→ **Work to do**:
Report each line of the data that includes the word "канава".

→ **Materials provided**:
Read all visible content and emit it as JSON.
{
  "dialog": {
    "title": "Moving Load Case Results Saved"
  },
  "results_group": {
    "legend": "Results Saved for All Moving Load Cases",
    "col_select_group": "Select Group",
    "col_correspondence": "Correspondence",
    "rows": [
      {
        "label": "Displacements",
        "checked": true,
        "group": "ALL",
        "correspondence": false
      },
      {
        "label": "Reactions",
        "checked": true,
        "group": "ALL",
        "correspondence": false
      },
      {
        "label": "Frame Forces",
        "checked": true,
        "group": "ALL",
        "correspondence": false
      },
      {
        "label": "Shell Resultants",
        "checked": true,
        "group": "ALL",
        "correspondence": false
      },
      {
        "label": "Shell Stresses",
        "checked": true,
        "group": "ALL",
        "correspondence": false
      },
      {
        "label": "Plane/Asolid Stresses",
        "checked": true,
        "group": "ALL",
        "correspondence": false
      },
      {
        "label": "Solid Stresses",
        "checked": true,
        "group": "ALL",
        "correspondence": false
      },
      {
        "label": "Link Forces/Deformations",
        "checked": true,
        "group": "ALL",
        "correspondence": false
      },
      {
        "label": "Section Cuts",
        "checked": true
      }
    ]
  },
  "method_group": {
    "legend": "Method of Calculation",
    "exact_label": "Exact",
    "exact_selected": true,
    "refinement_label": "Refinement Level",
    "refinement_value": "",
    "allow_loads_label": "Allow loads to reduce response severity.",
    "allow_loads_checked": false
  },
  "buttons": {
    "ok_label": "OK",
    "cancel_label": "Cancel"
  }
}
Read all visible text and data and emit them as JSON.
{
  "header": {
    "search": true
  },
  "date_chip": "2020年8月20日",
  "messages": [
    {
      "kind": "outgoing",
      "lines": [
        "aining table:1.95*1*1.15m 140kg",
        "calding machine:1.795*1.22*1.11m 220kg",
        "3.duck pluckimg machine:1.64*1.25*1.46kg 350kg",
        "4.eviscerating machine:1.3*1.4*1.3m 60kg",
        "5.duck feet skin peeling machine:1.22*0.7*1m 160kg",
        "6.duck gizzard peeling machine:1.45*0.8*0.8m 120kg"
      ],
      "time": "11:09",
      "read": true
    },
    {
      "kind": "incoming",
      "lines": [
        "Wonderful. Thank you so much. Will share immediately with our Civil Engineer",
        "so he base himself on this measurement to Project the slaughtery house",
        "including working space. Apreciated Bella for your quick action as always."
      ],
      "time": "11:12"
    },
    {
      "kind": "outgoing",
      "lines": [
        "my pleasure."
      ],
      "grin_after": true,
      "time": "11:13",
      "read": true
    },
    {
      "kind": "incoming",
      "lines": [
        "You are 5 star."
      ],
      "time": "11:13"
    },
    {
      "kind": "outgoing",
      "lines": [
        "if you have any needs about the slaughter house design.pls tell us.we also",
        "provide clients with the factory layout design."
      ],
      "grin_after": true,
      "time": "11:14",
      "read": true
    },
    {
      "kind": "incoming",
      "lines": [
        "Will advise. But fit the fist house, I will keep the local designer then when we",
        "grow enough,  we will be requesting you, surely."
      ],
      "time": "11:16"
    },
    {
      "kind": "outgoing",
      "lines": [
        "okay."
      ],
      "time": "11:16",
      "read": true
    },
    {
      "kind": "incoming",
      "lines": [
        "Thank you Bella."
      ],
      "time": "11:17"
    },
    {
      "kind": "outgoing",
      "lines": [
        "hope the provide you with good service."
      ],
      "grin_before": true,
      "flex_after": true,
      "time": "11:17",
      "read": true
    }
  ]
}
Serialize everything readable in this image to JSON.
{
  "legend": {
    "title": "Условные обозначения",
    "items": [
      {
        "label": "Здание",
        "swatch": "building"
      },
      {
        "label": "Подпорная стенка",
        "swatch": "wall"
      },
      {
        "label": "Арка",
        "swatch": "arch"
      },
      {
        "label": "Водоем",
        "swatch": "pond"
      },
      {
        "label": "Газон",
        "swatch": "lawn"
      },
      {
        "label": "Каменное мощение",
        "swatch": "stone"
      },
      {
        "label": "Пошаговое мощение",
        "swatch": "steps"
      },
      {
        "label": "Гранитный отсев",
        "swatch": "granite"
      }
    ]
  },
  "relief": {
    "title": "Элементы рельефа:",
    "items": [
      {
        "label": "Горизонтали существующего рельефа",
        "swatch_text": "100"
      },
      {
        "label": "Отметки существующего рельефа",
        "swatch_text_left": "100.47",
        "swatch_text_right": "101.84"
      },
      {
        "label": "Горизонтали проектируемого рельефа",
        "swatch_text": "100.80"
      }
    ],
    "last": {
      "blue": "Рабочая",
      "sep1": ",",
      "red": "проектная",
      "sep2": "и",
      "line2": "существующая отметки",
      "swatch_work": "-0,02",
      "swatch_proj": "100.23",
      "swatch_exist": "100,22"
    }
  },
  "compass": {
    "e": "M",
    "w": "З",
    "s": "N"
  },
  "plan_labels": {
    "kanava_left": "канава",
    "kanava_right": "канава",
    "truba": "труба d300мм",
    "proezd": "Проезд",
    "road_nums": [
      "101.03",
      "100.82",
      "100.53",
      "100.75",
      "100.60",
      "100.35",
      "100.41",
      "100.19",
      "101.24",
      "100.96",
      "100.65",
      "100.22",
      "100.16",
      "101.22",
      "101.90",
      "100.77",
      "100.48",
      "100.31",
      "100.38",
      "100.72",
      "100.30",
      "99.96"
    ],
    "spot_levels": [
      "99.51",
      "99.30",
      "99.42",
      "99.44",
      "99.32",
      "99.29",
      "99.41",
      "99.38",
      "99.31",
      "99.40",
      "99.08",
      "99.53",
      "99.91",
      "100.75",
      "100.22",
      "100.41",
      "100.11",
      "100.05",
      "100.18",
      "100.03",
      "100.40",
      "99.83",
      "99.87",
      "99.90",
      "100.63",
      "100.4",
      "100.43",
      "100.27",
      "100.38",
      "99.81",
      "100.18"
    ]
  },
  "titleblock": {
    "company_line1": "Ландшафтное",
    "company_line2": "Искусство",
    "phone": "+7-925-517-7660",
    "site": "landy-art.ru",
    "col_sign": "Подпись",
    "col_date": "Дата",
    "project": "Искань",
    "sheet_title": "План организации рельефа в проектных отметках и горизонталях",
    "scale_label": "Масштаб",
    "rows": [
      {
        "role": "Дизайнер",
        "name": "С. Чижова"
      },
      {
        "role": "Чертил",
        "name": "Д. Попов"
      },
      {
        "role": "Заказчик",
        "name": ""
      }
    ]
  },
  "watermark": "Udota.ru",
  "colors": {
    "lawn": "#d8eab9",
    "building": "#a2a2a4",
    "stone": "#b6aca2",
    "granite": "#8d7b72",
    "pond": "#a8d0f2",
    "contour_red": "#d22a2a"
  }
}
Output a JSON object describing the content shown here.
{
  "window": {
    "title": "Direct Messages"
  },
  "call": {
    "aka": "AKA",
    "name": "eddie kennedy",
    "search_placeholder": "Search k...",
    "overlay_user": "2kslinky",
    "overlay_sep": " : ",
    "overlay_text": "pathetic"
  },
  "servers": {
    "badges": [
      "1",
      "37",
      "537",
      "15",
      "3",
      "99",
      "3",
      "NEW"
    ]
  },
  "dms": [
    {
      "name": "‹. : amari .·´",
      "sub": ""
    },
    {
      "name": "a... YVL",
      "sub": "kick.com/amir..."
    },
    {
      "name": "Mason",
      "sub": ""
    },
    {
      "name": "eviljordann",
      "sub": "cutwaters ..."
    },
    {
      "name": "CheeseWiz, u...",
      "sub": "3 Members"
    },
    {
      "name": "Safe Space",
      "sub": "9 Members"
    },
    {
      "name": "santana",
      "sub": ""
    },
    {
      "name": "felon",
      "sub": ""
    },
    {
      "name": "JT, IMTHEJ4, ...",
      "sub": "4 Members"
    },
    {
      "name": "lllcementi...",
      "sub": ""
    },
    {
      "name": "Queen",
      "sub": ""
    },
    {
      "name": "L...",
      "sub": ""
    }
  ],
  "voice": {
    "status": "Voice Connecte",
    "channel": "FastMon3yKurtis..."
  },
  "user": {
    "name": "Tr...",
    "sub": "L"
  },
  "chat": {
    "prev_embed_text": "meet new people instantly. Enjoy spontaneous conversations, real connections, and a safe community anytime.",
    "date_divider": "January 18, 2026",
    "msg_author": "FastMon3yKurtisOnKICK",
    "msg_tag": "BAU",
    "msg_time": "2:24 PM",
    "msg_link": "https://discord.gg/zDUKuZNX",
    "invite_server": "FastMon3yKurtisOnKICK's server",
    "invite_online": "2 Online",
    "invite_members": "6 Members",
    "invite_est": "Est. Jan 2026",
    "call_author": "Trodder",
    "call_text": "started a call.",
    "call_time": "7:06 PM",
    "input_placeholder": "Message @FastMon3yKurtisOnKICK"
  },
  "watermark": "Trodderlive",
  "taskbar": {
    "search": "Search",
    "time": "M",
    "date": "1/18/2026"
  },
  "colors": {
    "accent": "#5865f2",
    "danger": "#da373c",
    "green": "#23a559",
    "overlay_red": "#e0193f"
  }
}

→ **Task response**:
    "kanava_left": "канава",
    "kanava_right": "канава",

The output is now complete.